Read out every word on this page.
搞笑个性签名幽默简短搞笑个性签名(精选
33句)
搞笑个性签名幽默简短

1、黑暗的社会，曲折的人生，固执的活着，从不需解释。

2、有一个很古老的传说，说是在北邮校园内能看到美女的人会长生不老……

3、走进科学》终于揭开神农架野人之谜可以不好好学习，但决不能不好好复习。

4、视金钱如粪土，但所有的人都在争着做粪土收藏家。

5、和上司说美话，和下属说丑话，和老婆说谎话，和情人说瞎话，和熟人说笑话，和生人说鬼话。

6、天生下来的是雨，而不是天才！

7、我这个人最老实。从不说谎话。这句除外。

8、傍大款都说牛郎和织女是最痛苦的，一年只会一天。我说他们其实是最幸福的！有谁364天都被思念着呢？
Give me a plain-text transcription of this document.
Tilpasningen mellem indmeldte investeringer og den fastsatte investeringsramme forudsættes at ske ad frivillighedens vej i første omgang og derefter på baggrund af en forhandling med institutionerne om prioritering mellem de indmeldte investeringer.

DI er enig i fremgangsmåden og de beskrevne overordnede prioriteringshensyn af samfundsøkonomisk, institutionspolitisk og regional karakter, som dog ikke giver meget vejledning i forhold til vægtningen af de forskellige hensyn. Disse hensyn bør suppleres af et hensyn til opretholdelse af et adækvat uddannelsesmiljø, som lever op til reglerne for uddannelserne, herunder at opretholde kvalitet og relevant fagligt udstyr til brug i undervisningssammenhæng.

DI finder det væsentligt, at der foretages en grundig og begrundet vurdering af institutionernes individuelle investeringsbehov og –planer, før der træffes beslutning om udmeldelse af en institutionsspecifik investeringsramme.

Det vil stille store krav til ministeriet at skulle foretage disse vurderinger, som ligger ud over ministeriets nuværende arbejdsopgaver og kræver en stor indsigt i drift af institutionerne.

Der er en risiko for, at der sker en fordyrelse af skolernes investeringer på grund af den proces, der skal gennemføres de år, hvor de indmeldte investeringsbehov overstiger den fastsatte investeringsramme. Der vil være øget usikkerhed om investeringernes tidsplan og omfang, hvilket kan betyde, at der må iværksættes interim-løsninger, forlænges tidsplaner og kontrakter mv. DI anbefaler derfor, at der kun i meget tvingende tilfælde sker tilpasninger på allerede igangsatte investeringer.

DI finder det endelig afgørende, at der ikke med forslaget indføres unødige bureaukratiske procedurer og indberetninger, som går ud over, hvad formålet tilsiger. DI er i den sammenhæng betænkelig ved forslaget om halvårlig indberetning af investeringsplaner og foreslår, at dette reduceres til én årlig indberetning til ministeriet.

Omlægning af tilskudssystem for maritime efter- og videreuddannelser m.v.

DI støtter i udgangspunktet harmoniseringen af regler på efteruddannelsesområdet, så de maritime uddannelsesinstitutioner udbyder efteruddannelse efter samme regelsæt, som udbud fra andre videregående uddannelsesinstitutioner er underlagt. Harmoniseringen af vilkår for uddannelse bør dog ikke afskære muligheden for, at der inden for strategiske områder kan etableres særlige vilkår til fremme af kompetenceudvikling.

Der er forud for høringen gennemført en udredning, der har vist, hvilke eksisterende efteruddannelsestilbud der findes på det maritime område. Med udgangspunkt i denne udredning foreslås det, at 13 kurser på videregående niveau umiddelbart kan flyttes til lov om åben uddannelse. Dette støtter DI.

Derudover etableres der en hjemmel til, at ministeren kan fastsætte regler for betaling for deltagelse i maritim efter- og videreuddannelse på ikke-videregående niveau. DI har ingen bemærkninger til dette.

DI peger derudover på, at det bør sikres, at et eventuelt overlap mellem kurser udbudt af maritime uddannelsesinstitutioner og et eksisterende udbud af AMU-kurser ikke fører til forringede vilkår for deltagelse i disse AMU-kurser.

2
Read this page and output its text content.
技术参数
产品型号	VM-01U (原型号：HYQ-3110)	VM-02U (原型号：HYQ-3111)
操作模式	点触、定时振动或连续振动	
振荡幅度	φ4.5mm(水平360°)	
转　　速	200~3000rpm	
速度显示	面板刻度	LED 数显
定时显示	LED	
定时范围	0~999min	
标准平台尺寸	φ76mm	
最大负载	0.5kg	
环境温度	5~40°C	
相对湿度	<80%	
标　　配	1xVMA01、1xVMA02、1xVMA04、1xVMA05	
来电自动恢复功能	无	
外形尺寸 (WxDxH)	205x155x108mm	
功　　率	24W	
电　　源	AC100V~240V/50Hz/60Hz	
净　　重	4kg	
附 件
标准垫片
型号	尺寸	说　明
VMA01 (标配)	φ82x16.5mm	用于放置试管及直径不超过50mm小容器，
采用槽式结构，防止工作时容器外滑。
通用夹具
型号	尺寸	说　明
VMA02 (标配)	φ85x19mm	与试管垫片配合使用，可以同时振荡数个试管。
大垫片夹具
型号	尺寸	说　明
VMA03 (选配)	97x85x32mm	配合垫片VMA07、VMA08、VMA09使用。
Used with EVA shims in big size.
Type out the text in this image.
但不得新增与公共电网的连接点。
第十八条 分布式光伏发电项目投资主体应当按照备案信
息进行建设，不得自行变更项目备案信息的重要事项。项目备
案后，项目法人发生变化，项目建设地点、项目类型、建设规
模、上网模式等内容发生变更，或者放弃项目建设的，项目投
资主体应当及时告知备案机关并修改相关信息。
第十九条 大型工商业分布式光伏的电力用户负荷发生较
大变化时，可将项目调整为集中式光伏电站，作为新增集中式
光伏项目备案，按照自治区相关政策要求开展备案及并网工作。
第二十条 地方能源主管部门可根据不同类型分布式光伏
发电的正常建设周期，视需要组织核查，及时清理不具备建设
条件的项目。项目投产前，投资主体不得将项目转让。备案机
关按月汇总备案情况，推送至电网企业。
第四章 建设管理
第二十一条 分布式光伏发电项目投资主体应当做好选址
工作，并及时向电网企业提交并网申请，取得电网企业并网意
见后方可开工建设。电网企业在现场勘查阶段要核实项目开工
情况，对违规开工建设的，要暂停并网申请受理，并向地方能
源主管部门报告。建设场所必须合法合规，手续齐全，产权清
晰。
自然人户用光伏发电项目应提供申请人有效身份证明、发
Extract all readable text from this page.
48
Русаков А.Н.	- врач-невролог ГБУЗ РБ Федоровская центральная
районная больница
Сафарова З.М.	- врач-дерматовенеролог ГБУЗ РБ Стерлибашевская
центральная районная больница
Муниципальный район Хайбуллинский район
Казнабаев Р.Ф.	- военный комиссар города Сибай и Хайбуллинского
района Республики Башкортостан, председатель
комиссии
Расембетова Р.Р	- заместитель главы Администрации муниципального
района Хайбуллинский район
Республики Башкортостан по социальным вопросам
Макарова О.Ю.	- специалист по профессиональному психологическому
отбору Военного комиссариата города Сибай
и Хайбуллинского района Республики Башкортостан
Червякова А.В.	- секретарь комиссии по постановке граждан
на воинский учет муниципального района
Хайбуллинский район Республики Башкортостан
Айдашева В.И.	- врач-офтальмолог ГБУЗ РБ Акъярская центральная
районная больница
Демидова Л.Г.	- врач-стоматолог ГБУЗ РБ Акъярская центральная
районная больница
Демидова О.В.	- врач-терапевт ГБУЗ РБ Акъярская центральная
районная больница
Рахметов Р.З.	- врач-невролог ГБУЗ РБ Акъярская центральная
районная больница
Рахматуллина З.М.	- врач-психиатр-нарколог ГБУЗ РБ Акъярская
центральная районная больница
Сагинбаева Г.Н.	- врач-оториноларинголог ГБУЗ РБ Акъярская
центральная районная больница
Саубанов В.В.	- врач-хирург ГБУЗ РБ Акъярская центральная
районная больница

----

=== TASK GOAL ===
The required answer is a single number: the count of lines in the entries that hold the string "mellem".

=== RESULT FOR THIS EXERCISE ===
2